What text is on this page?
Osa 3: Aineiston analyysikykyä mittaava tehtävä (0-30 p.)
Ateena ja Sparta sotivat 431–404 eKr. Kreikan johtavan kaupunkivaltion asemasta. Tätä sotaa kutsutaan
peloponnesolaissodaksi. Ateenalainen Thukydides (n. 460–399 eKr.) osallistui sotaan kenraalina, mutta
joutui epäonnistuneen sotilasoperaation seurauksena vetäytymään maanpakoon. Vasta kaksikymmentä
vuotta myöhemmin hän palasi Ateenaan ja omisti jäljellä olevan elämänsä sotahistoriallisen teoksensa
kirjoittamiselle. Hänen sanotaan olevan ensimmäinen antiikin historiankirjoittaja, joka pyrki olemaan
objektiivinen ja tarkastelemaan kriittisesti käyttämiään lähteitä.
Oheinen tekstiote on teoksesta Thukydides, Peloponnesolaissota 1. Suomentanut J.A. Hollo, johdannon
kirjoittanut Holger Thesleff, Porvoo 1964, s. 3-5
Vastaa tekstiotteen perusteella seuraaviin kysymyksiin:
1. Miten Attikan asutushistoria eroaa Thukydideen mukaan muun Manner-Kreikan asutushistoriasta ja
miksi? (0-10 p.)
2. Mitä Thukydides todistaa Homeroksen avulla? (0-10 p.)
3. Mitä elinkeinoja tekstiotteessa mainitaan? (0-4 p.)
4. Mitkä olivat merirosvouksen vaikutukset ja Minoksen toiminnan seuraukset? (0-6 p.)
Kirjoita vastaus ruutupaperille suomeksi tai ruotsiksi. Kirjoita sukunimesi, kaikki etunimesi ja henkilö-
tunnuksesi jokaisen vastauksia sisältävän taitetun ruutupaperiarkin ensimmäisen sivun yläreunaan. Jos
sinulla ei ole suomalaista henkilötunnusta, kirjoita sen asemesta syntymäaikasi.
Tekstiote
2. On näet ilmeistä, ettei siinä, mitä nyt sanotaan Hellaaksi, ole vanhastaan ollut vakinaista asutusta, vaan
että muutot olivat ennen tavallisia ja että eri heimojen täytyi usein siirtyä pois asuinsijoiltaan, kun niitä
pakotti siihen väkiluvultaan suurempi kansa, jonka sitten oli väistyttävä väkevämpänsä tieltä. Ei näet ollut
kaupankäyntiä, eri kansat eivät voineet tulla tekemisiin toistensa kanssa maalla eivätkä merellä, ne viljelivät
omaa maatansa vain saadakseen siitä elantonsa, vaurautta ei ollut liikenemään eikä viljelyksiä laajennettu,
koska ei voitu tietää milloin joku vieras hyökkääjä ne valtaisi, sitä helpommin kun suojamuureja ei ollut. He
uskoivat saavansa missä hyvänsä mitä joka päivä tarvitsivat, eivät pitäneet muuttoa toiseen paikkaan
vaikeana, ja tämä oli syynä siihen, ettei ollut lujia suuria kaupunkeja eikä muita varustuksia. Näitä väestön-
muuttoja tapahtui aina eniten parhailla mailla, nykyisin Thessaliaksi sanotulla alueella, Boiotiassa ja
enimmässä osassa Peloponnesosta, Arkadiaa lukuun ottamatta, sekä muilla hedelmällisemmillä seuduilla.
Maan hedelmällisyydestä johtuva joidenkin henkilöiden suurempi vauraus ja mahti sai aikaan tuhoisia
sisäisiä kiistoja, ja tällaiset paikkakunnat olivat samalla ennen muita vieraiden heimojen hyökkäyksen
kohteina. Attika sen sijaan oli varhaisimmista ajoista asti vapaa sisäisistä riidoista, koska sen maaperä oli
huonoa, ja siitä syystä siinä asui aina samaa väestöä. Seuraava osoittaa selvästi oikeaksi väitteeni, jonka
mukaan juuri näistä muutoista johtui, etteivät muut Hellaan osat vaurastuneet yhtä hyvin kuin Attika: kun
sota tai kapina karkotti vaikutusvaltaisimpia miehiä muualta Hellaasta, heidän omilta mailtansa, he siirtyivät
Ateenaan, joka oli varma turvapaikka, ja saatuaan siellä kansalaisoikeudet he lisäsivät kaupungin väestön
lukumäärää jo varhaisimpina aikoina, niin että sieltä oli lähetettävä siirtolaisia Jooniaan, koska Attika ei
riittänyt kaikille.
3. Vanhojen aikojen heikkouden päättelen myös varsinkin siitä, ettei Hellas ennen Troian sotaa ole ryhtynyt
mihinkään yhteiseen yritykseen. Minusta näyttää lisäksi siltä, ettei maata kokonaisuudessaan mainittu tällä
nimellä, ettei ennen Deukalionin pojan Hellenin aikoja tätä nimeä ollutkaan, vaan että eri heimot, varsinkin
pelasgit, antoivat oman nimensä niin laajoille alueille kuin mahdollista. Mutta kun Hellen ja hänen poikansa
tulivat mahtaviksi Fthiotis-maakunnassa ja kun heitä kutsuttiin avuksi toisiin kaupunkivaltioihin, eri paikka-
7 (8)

——

Reproduce each record exactly as it appears.

Output for this task:
What text is on this page?
Osa 3: Aineiston analyysikykyä mittaava tehtävä (0-30 p.)
Ateena ja Sparta sotivat 431–404 eKr. Kreikan johtavan kaupunkivaltion asemasta. Tätä sotaa kutsutaan
peloponnesolaissodaksi. Ateenalainen Thukydides (n. 460–399 eKr.) osallistui sotaan kenraalina, mutta
joutui epäonnistuneen sotilasoperaation seurauksena vetäytymään maanpakoon. Vasta kaksikymmentä
vuotta myöhemmin hän palasi Ateenaan ja omisti jäljellä olevan elämänsä sotahistoriallisen teoksensa
kirjoittamiselle. Hänen sanotaan olevan ensimmäinen antiikin historiankirjoittaja, joka pyrki olemaan
objektiivinen ja tarkastelemaan kriittisesti käyttämiään lähteitä.
Oheinen tekstiote on teoksesta Thukydides, Peloponnesolaissota 1. Suomentanut J.A. Hollo, johdannon
kirjoittanut Holger Thesleff, Porvoo 1964, s. 3-5
Vastaa tekstiotteen perusteella seuraaviin kysymyksiin:
1. Miten Attikan asutushistoria eroaa Thukydideen mukaan muun Manner-Kreikan asutushistoriasta ja
miksi? (0-10 p.)
2. Mitä Thukydides todistaa Homeroksen avulla? (0-10 p.)
3. Mitä elinkeinoja tekstiotteessa mainitaan? (0-4 p.)
4. Mitkä olivat merirosvouksen vaikutukset ja Minoksen toiminnan seuraukset? (0-6 p.)
Kirjoita vastaus ruutupaperille suomeksi tai ruotsiksi. Kirjoita sukunimesi, kaikki etunimesi ja henkilö-
tunnuksesi jokaisen vastauksia sisältävän taitetun ruutupaperiarkin ensimmäisen sivun yläreunaan. Jos
sinulla ei ole suomalaista henkilötunnusta, kirjoita sen asemesta syntymäaikasi.
Tekstiote
2. On näet ilmeistä, ettei siinä, mitä nyt sanotaan Hellaaksi, ole vanhastaan ollut vakinaista asutusta, vaan
että muutot olivat ennen tavallisia ja että eri heimojen täytyi usein siirtyä pois asuinsijoiltaan, kun niitä
pakotti siihen väkiluvultaan suurempi kansa, jonka sitten oli väistyttävä väkevämpänsä tieltä. Ei näet ollut
kaupankäyntiä, eri kansat eivät voineet tulla tekemisiin toistensa kanssa maalla eivätkä merellä, ne viljelivät
omaa maatansa vain saadakseen siitä elantonsa, vaurautta ei ollut liikenemään eikä viljelyksiä laajennettu,
koska ei voitu tietää milloin joku vieras hyökkääjä ne valtaisi, sitä helpommin kun suojamuureja ei ollut. He
uskoivat saavansa missä hyvänsä mitä joka päivä tarvitsivat, eivät pitäneet muuttoa toiseen paikkaan
vaikeana, ja tämä oli syynä siihen, ettei ollut lujia suuria kaupunkeja eikä muita varustuksia. Näitä väestön-
muuttoja tapahtui aina eniten parhailla mailla, nykyisin Thessaliaksi sanotulla alueella, Boiotiassa ja
enimmässä osassa Peloponnesosta, Arkadiaa lukuun ottamatta, sekä muilla hedelmällisemmillä seuduilla.
Maan hedelmällisyydestä johtuva joidenkin henkilöiden suurempi vauraus ja mahti sai aikaan tuhoisia
sisäisiä kiistoja, ja tällaiset paikkakunnat olivat samalla ennen muita vieraiden heimojen hyökkäyksen
kohteina. Attika sen sijaan oli varhaisimmista ajoista asti vapaa sisäisistä riidoista, koska sen maaperä oli
huonoa, ja siitä syystä siinä asui aina samaa väestöä. Seuraava osoittaa selvästi oikeaksi väitteeni, jonka
mukaan juuri näistä muutoista johtui, etteivät muut Hellaan osat vaurastuneet yhtä hyvin kuin Attika: kun
sota tai kapina karkotti vaikutusvaltaisimpia miehiä muualta Hellaasta, heidän omilta mailtansa, he siirtyivät
Ateenaan, joka oli varma turvapaikka, ja saatuaan siellä kansalaisoikeudet he lisäsivät kaupungin väestön
lukumäärää jo varhaisimpina aikoina, niin että sieltä oli lähetettävä siirtolaisia Jooniaan, koska Attika ei
riittänyt kaikille.
3. Vanhojen aikojen heikkouden päättelen myös varsinkin siitä, ettei Hellas ennen Troian sotaa ole ryhtynyt
mihinkään yhteiseen yritykseen. Minusta näyttää lisäksi siltä, ettei maata kokonaisuudessaan mainittu tällä
nimellä, ettei ennen Deukalionin pojan Hellenin aikoja tätä nimeä ollutkaan, vaan että eri heimot, varsinkin
pelasgit, antoivat oman nimensä niin laajoille alueille kuin mahdollista. Mutta kun Hellen ja hänen poikansa
tulivat mahtaviksi Fthiotis-maakunnassa ja kun heitä kutsuttiin avuksi toisiin kaupunkivaltioihin, eri paikka-
7 (8)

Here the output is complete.